§ **Problem statement**
Copy the data word for word, from the very first line through the line containing "553, 455, 569]", with both ends included.

===== Stored data

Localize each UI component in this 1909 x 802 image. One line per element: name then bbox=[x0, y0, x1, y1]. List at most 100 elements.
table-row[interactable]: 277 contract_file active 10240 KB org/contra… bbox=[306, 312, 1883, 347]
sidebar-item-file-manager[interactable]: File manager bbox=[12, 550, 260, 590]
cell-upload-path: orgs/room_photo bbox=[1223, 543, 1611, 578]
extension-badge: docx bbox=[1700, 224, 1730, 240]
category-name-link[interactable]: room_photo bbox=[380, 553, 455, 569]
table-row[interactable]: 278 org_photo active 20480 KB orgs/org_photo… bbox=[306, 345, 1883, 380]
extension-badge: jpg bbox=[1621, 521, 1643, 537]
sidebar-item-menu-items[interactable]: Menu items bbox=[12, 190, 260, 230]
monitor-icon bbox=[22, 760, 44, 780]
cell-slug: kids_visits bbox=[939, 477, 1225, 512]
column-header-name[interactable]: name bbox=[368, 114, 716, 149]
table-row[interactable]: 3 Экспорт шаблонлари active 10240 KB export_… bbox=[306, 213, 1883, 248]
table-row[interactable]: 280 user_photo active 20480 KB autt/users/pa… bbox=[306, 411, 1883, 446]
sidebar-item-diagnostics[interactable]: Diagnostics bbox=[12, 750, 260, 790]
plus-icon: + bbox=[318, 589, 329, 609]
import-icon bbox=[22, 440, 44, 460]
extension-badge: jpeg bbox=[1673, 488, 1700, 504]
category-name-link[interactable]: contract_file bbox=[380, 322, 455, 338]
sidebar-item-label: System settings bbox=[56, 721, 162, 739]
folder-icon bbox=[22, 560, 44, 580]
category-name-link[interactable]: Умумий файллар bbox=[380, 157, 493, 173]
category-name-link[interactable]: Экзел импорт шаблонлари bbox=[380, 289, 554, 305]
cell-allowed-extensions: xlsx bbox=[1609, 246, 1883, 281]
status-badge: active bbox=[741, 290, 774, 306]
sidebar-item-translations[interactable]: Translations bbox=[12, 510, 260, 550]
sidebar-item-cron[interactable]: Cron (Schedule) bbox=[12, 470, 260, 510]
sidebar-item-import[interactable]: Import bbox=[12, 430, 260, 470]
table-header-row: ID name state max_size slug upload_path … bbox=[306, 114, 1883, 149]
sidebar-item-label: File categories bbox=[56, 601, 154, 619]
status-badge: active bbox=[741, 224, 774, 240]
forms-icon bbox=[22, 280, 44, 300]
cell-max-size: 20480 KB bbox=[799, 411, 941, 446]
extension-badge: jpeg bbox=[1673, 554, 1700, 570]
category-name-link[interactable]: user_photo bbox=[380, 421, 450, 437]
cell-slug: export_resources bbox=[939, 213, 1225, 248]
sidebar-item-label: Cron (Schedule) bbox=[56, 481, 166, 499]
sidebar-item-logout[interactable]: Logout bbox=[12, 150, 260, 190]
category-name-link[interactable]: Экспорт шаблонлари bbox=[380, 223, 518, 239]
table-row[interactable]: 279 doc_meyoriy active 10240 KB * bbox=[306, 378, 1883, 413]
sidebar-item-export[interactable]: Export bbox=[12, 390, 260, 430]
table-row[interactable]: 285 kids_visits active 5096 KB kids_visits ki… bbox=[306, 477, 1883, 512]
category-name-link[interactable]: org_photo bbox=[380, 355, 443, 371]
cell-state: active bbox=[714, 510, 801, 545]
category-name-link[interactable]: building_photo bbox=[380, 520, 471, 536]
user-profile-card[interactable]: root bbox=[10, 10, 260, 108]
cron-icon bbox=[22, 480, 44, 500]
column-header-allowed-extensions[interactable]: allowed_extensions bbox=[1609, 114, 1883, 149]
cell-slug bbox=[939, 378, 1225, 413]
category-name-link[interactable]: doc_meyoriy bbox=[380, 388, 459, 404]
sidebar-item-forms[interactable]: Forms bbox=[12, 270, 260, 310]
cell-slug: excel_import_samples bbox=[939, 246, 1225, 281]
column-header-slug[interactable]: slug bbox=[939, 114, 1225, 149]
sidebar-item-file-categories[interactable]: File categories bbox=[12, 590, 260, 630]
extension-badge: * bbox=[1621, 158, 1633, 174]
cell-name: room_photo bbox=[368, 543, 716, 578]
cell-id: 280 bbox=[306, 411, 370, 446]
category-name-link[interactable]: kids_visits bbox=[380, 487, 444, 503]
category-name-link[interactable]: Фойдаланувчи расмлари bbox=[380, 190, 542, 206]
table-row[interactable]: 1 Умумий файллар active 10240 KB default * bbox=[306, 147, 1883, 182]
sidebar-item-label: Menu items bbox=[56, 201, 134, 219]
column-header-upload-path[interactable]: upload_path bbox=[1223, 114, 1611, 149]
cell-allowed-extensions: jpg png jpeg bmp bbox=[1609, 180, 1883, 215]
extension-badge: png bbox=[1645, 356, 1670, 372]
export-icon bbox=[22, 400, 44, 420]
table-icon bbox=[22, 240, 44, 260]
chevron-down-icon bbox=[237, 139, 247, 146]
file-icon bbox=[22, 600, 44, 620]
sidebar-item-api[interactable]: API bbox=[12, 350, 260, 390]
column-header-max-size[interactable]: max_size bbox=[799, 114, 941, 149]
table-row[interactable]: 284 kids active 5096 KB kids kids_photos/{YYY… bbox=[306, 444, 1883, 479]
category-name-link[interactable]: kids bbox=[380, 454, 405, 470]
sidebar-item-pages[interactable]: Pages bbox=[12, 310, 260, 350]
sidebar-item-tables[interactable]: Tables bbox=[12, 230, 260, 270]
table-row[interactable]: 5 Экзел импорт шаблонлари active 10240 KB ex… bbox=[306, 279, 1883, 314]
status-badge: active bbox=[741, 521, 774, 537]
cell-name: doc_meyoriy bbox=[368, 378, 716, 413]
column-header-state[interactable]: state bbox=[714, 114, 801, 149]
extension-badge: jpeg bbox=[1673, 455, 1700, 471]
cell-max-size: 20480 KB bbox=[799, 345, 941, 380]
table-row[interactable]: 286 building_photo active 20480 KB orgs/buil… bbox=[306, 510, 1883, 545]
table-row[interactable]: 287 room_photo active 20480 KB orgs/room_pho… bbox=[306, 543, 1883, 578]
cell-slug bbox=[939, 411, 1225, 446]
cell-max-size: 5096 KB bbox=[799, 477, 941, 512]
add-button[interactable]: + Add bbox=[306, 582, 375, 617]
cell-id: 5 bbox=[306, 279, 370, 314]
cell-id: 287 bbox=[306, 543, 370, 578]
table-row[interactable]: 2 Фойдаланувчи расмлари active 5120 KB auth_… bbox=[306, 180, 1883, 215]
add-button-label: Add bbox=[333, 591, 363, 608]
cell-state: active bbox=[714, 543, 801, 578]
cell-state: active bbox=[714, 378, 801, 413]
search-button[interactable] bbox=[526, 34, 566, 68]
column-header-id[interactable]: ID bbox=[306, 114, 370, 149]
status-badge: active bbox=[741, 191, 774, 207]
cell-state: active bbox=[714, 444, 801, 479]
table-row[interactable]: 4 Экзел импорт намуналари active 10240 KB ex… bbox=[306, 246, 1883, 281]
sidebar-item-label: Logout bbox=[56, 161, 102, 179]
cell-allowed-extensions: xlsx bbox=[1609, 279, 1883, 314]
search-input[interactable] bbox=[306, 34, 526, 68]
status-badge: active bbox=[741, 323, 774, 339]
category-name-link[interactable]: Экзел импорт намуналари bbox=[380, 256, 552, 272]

==========

§ **Answer**
Localize each UI component in this 1909 x 802 image. One line per element: name then bbox=[x0, y0, x1, y1]. List at most 100 elements.
table-row[interactable]: 277 contract_file active 10240 KB org/contra… bbox=[306, 312, 1883, 347]
sidebar-item-file-manager[interactable]: File manager bbox=[12, 550, 260, 590]
cell-upload-path: orgs/room_photo bbox=[1223, 543, 1611, 578]
extension-badge: docx bbox=[1700, 224, 1730, 240]
category-name-link[interactable]: room_photo bbox=[380, 553, 455, 569]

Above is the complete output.